→ **DATA SUPPLIED**
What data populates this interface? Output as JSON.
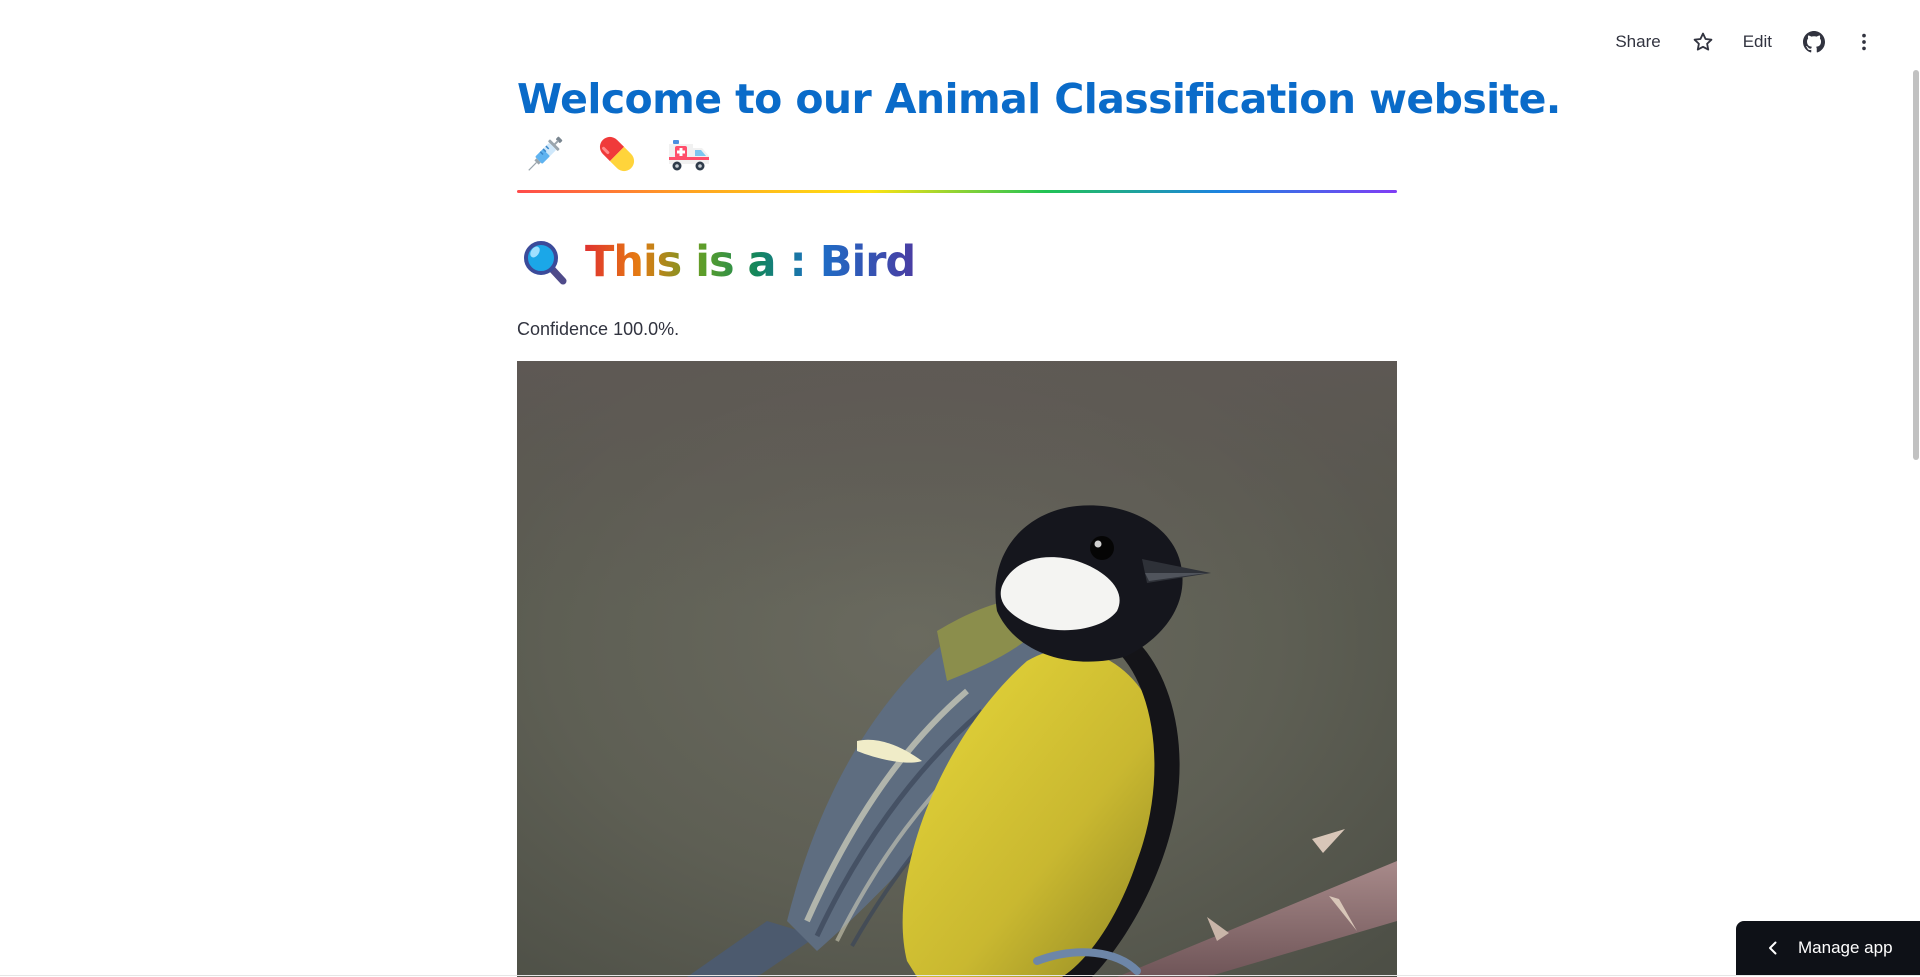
{
  "toolbar": {
    "share_label": "Share",
    "edit_label": "Edit",
    "icons": [
      "star-icon",
      "github-icon",
      "more-vertical-icon"
    ]
  },
  "main": {
    "title": "Welcome to our Animal Classification website.",
    "emojis": [
      "syringe-icon",
      "pill-icon",
      "ambulance-icon"
    ],
    "result_prefix_icon": "magnifier-icon",
    "result_text": "This is a : Bird",
    "confidence": "Confidence 100.0%.",
    "image_subject": "bird-photo"
  },
  "footer": {
    "manage_app_label": "Manage app",
    "manage_app_icon": "chevron-left-icon"
  },
  "colors": {
    "title": "#0a6bc9",
    "manage_app_bg": "#0e1117",
    "divider_gradient": [
      "#ff4b4b",
      "#ffa421",
      "#ffe312",
      "#21c354",
      "#1c83e1",
      "#803df5"
    ]
  }
}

→ **GOAL**
Except for the pictures, print the data above exactly.

→ **TASK RESULT**
What data populates this interface? Output as JSON.
{
  "toolbar": {
    "share_label": "Share",
    "edit_label": "Edit",
    "icons": [
      "star-icon",
      "github-icon",
      "more-vertical-icon"
    ]
  },
  "main": {
    "title": "Welcome to our Animal Classification website.",
    "emojis": [
      "syringe-icon",
      "pill-icon",
      "ambulance-icon"
    ],
    "result_prefix_icon": "magnifier-icon",
    "result_text": "This is a : Bird",
    "confidence": "Confidence 100.0%.",
    "image_subject": "bird-photo"
  },
  "footer": {
    "manage_app_label": "Manage app",
    "manage_app_icon": "chevron-left-icon"
  },
  "colors": {
    "title": "#0a6bc9",
    "manage_app_bg": "#0e1117",
    "divider_gradient": [
      "#ff4b4b",
      "#ffa421",
      "#ffe312",
      "#21c354",
      "#1c83e1",
      "#803df5"
    ]
  }
}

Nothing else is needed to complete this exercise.